▶ _GOAL_
From the listing below, copy every line with the word "автівки".

--- BEGIN EXTRACTED INFORMATION ---

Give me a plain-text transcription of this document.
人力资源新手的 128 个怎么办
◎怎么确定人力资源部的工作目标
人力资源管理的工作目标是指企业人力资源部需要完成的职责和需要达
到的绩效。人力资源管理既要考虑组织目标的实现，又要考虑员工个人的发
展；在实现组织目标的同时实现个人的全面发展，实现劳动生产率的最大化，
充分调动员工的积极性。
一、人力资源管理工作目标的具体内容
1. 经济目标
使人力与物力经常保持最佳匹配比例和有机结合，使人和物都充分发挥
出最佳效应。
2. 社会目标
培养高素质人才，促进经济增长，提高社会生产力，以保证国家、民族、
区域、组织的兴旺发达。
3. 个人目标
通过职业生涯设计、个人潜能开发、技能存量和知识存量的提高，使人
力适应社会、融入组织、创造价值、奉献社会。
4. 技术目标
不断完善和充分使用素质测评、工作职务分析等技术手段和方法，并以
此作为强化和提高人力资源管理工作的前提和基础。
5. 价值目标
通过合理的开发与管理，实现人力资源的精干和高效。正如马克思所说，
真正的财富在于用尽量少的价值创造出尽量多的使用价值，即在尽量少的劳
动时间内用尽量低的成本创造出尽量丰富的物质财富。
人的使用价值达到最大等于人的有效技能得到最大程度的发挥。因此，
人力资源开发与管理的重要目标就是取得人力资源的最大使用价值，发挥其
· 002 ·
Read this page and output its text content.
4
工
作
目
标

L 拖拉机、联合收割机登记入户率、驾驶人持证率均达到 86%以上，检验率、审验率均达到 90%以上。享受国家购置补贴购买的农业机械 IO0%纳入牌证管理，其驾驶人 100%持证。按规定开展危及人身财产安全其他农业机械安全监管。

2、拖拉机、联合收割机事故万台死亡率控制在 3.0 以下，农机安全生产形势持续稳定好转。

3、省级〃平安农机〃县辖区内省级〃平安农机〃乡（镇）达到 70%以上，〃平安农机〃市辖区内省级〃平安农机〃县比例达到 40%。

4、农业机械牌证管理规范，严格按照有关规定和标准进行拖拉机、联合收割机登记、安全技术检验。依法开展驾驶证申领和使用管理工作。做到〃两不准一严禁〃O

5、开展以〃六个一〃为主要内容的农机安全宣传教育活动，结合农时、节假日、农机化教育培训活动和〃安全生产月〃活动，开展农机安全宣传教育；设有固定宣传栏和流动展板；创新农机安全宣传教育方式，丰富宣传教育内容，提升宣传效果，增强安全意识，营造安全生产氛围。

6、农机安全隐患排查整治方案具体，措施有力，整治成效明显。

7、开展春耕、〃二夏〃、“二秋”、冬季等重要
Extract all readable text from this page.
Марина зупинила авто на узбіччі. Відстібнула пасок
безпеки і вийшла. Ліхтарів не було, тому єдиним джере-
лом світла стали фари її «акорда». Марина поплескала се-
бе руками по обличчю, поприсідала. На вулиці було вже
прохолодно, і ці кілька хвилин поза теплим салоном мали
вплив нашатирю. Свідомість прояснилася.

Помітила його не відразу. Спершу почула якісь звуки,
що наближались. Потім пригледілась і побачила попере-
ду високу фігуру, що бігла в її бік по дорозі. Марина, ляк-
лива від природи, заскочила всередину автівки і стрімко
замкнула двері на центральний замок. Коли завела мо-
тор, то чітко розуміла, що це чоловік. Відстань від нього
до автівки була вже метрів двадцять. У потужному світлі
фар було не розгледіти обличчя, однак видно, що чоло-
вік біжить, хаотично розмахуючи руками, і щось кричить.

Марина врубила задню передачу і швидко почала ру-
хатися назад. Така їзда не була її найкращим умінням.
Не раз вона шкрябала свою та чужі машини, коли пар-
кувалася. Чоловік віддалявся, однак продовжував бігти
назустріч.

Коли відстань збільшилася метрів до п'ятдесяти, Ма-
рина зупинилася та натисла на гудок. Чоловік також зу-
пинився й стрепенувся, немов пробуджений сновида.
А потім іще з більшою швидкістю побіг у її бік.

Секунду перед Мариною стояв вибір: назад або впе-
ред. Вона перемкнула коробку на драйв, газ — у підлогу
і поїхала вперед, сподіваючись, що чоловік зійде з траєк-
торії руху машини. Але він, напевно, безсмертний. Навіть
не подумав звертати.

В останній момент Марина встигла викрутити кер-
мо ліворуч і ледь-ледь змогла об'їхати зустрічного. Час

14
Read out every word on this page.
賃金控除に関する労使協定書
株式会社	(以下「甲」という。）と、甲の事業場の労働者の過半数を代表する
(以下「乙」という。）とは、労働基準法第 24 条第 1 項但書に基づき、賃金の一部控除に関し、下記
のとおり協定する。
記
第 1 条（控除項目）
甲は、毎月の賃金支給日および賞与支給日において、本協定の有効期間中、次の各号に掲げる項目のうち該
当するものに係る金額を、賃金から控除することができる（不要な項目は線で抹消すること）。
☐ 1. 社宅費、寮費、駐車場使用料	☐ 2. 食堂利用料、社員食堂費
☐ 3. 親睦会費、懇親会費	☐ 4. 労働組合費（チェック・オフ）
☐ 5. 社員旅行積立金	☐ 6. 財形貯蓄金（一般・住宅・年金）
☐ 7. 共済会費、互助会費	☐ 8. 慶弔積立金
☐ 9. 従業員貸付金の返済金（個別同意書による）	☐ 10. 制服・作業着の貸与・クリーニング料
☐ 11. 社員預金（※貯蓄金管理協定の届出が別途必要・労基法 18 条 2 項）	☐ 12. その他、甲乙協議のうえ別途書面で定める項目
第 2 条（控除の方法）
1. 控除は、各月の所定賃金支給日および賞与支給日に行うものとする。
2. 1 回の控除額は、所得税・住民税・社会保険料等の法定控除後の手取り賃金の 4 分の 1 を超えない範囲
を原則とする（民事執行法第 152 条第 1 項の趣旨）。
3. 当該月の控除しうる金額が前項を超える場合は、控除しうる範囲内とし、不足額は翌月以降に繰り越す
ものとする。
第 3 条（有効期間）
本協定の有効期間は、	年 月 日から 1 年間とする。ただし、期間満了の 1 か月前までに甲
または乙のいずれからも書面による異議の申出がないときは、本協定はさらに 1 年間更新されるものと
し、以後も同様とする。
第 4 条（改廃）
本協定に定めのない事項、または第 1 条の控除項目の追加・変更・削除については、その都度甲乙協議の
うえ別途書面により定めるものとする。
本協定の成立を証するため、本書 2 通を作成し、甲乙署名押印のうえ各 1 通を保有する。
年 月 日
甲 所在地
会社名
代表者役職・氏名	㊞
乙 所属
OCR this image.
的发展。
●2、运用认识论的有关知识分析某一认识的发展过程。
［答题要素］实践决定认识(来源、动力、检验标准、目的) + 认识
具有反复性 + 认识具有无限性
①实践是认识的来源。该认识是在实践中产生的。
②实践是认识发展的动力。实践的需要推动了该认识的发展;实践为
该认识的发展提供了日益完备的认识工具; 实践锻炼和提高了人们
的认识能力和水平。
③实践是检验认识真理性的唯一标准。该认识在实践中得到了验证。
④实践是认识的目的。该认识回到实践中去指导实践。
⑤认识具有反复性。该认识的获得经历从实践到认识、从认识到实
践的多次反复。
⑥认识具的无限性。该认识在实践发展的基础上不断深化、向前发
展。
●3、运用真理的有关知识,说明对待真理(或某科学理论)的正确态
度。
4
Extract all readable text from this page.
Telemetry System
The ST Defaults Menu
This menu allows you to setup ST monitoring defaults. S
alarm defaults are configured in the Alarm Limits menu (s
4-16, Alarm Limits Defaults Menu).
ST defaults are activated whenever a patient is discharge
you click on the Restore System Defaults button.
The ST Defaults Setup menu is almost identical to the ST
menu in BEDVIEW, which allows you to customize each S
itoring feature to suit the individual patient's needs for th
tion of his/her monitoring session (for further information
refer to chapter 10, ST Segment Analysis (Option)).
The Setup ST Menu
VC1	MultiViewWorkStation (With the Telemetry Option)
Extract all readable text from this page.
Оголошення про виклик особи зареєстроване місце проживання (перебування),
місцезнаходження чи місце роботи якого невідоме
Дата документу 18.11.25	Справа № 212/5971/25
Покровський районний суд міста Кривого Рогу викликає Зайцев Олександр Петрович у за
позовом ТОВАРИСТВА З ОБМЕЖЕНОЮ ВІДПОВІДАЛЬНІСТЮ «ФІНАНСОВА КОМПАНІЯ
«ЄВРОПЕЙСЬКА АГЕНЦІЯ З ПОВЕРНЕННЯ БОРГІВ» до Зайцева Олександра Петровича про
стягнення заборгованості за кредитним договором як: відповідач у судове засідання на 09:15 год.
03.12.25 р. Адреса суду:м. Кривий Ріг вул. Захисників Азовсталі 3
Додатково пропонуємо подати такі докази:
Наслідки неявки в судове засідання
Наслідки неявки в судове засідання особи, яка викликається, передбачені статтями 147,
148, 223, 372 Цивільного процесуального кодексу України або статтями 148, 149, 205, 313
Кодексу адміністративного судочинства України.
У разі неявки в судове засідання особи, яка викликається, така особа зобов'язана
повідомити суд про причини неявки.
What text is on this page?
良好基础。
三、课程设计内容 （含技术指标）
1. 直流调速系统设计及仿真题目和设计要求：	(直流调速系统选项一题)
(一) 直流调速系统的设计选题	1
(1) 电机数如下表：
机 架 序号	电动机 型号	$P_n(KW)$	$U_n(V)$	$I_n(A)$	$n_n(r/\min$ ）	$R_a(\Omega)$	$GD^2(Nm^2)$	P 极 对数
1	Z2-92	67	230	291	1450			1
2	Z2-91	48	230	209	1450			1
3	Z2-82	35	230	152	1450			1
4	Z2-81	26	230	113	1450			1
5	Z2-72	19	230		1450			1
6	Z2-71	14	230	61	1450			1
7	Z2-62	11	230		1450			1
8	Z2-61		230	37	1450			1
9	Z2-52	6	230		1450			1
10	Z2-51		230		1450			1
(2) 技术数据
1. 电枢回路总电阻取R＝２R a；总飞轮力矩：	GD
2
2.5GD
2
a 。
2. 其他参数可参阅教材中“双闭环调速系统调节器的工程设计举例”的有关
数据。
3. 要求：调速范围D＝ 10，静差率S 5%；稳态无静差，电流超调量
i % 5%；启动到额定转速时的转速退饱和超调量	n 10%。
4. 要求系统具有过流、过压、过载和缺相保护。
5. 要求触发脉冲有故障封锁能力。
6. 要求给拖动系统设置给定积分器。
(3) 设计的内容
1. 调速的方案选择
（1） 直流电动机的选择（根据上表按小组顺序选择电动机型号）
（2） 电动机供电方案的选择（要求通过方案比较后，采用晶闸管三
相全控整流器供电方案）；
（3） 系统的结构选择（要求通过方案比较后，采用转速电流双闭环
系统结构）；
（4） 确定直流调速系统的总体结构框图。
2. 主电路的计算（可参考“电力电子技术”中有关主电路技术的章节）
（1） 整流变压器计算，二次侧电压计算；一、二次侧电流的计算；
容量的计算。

--- END EXTRACTED INFORMATION ---

▶ _CORRECT OUTPUT_
лива від природи, заскочила всередину автівки і стрімко
до автівки була вже метрів двадцять. У потужному світлі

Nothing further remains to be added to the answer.